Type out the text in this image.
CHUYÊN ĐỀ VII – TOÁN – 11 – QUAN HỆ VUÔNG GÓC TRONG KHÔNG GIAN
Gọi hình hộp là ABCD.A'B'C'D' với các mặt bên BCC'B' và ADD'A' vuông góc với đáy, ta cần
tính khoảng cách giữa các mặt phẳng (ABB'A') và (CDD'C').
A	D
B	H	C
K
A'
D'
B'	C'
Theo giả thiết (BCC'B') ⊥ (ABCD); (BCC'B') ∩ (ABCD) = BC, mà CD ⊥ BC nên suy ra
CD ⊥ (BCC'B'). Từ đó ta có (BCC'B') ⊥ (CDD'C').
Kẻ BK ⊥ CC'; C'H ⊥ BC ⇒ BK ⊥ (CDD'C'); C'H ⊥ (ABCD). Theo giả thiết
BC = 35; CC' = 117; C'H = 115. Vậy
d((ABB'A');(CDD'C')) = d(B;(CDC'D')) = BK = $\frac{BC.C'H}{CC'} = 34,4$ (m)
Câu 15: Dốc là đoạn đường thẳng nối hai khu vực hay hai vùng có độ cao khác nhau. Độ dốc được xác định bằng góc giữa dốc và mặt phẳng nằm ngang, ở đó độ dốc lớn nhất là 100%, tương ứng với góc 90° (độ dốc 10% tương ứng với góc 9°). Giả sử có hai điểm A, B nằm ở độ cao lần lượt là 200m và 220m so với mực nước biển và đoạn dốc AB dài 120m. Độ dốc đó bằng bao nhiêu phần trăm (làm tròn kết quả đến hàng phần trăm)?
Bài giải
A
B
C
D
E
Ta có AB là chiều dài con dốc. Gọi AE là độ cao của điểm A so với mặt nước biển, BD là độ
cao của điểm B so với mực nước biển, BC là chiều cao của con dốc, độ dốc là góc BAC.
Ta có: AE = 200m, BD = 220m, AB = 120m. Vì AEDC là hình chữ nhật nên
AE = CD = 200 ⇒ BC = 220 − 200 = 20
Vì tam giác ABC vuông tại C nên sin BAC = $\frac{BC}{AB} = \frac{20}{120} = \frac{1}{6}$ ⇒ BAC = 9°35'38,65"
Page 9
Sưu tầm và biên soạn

————

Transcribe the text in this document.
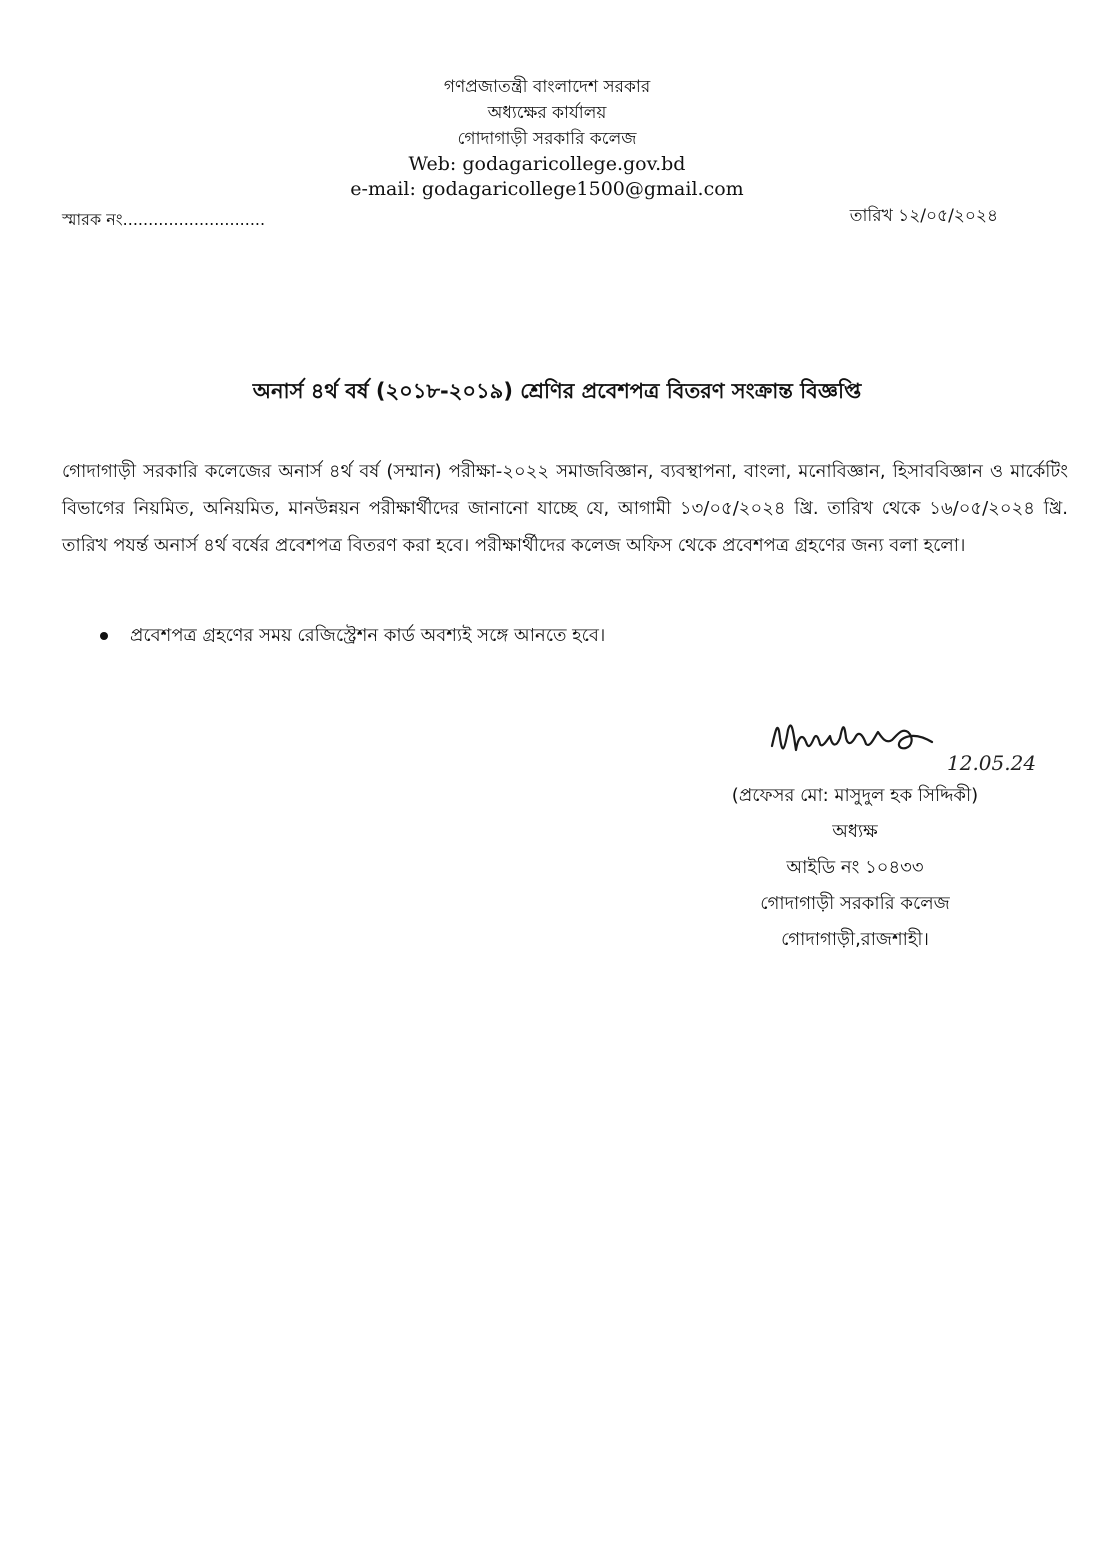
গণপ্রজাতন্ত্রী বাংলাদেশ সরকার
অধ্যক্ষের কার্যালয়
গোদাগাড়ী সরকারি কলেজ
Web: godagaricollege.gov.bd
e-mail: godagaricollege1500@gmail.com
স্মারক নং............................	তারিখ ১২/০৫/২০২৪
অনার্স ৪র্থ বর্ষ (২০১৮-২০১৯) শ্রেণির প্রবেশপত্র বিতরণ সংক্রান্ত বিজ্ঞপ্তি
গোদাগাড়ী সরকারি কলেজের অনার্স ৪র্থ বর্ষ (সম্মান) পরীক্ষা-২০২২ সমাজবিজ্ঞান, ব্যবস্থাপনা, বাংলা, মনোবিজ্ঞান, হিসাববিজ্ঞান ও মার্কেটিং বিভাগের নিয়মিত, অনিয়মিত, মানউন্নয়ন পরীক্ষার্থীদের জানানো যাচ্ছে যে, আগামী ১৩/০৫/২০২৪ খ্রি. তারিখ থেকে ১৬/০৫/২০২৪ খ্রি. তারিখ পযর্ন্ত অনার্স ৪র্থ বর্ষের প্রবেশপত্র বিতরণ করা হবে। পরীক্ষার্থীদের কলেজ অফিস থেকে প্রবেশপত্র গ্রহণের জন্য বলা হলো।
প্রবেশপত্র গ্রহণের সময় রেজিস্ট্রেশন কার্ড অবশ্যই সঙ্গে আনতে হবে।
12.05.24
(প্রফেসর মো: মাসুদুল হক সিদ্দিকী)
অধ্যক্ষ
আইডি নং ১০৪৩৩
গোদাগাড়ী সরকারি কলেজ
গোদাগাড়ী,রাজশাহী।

————

### Stated goal
Above are lines of data; state how many of them contain the word "điểm", with no other output.

### The completed task
3